──────── Исходный текст

Знаете, меня удивляет, когда критики пишут о каком-то театре, что он, дескать, уже кончился. А ведь любой театр – живой организм. Он должен когда-нибудь заболеть, простудиться хотя бы. Кризисы иногда выводят на совершенно новый уровень – по себе знаю. И я точно знаю, что любая стабильность – сиюминутная, и если я каждый день не буду создавать интересное...

– А как вы это делаете? Каждый вечер думаете: завтра утром мне на работу, чем буду удивлять?

– Я думаю только о том, чтобы интересно было мне самому (это одно из правил моей жизни). Никогда не соглашусь, чтобы кто-то ставил в РАМТе пьесу, которая лично мне не интересна, которую сам не хотел бы ставить. И режиссер должен быть интересен лично мне. Это большое счастье, лично мое обогащение, когда рядом оказывается Карбаускис или ученики Женовача, которые участвовали в проекте «Молодые режиссеры – детям». Бывают и ошибки, и тут уже все зависит от степени доверия артистов – смогут ли они отнестись снисходительно к моим ошибкам.

Я вообще устроен трудно для самого себя – во всем, что происходит не так, виню только одного себя. Никто не виноват – это ты недоглядел, ты чего-то недодумал, ты что-то сделал походя, прошел мимо чего-то... Иногда махнешь на что-то рукой, отложишь до завтра – и это отзовется тут же. Я точно знаю.

– В продолжение темы катаклизмов – они бывают связаны и с решениями власть предержащих...

– Я не работал в эпоху сталинской диктатуры, а в восьмидесятые мы переживали конфликты с властями очень бодро. Если спектакли снимали, это нас только больше сплачивало. Был тяжелый период в девяностые, когда с финансами было очень трудно и театр, казалось, утратил энергию. Что делать – я знал, но как делать – не понимал. Потом все выправилось. И сейчас меня проблема взаимоотношения с начальством не мучает.

────────────────

** Задание 1 **
Согласно интервью о театре, в какие годы театру было очень трудно с финансами?
** Задание 2 **
Переведите на английский предложение из интервью о театре: «Если спектакли снимали, это нас только больше сплачивало».
** Задание 3 **
Продолжите интервью о театре после его последней реплики.

──────── Листинги

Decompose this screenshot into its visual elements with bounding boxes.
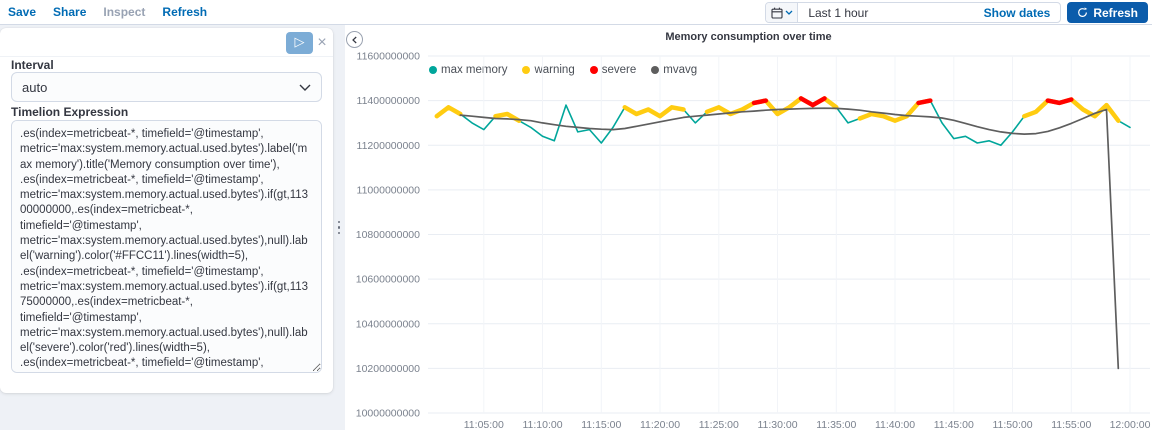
interval-label: Interval	[11, 58, 54, 72]
chart-legend: max memory warning severe mvavg	[429, 64, 697, 76]
svg-text:11:25:00: 11:25:00	[699, 419, 739, 430]
svg-text:11:30:00: 11:30:00	[757, 419, 797, 430]
legend-dot-icon	[589, 66, 598, 74]
timelion-expression-label: Timelion Expression	[11, 105, 129, 119]
svg-text:11:15:00: 11:15:00	[581, 419, 621, 430]
legend-label: max memory	[441, 64, 508, 76]
chart-panel: Memory consumption over time max memory w…	[345, 25, 1152, 430]
time-filter-cluster: Last 1 hour Show dates Refresh	[765, 2, 1148, 23]
refresh-query-button[interactable]: Refresh	[1067, 2, 1148, 23]
svg-text:11:40:00: 11:40:00	[875, 419, 915, 430]
legend-item: mvavg	[651, 64, 697, 76]
svg-text:11200000000: 11200000000	[357, 140, 421, 152]
timelion-expression-editor: ▷ × Interval auto Timelion Expression .e…	[0, 28, 333, 393]
share-button[interactable]: Share	[53, 5, 87, 19]
svg-text:11000000000: 11000000000	[357, 184, 421, 196]
close-icon[interactable]: ×	[317, 34, 327, 51]
svg-text:10200000000: 10200000000	[356, 363, 420, 375]
svg-text:10600000000: 10600000000	[356, 274, 420, 286]
timelion-expression-input[interactable]: .es(index=metricbeat-*, timefield='@time…	[11, 120, 322, 373]
time-range-value[interactable]: Last 1 hour	[808, 5, 869, 20]
panel-resizer[interactable]	[333, 25, 345, 430]
chevron-left-icon	[351, 36, 359, 44]
legend-label: warning	[534, 64, 575, 76]
legend-item: severe	[589, 64, 637, 76]
quick-select-menu-button[interactable]	[766, 3, 799, 22]
show-dates-button[interactable]: Show dates	[983, 5, 1051, 20]
legend-label: mvavg	[663, 64, 698, 76]
inspect-button[interactable]: Inspect	[103, 5, 146, 19]
svg-text:11400000000: 11400000000	[357, 95, 421, 107]
chevron-down-icon	[785, 10, 793, 15]
collapse-editor-button[interactable]	[346, 31, 363, 48]
svg-text:11:10:00: 11:10:00	[522, 419, 562, 430]
timeseries-plot-area[interactable]: 11600000000 11400000000 11200000000 1100000…	[345, 25, 1152, 430]
legend-item: warning	[522, 64, 575, 76]
refresh-menu-button[interactable]: Refresh	[162, 5, 208, 19]
svg-text:10800000000: 10800000000	[356, 229, 420, 241]
editor-header: ▷ ×	[0, 28, 333, 57]
calendar-icon	[771, 7, 783, 19]
chart-title: Memory consumption over time	[665, 31, 832, 43]
svg-text:11:20:00: 11:20:00	[640, 419, 680, 430]
svg-text:10400000000: 10400000000	[356, 318, 420, 330]
svg-text:12:00:00: 12:00:00	[1110, 419, 1151, 430]
svg-text:11:05:00: 11:05:00	[464, 419, 504, 430]
legend-item: max memory	[429, 64, 507, 76]
super-date-picker[interactable]: Last 1 hour Show dates	[765, 2, 1062, 23]
svg-text:11600000000: 11600000000	[357, 51, 421, 63]
interval-value: auto	[22, 79, 48, 95]
interval-select[interactable]: auto	[11, 72, 322, 102]
top-bar: Save Share Inspect Refresh Last 1 hour S…	[0, 0, 1152, 25]
svg-text:10000000000: 10000000000	[356, 408, 420, 420]
refresh-button-label: Refresh	[1093, 5, 1138, 20]
svg-text:11:35:00: 11:35:00	[816, 419, 856, 430]
legend-dot-icon	[522, 66, 531, 74]
play-icon: ▷	[294, 35, 305, 50]
chevron-down-icon	[299, 84, 311, 91]
run-expression-button[interactable]: ▷	[286, 32, 313, 54]
refresh-icon	[1077, 7, 1088, 18]
save-button[interactable]: Save	[8, 5, 37, 19]
svg-text:11:50:00: 11:50:00	[992, 419, 1032, 430]
visualize-menu: Save Share Inspect Refresh	[8, 0, 207, 24]
legend-dot-icon	[651, 66, 660, 74]
legend-dot-icon	[429, 66, 437, 74]
drag-handle-icon	[337, 220, 341, 235]
svg-text:11:55:00: 11:55:00	[1051, 419, 1091, 430]
svg-text:11:45:00: 11:45:00	[934, 419, 974, 430]
legend-label: severe	[601, 64, 637, 76]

────────────────

** Ответ 1 **
В девяностые.

** Ответ 2 **
If productions were taken off, it only brought us closer together.

** Ответ 3 **
– Сегодня стало известно, что в ваш театр пришел новый сотрудник?

– Да, директором нашего театра становится Софья Михайловна Апфельбаум. Я хорошо знаю ее по работе в Министерстве культуры, где она возглавляла департамент государственной поддержки искусства и народного творчества. Софья Михайловна прекрасный специалист, человек заинтересованный, активный, внимательный, открытый театру. Уверен, что у нас получится хорошая команда.

– Кроме присутствия личного интереса каковы остальные правила вашей жизни?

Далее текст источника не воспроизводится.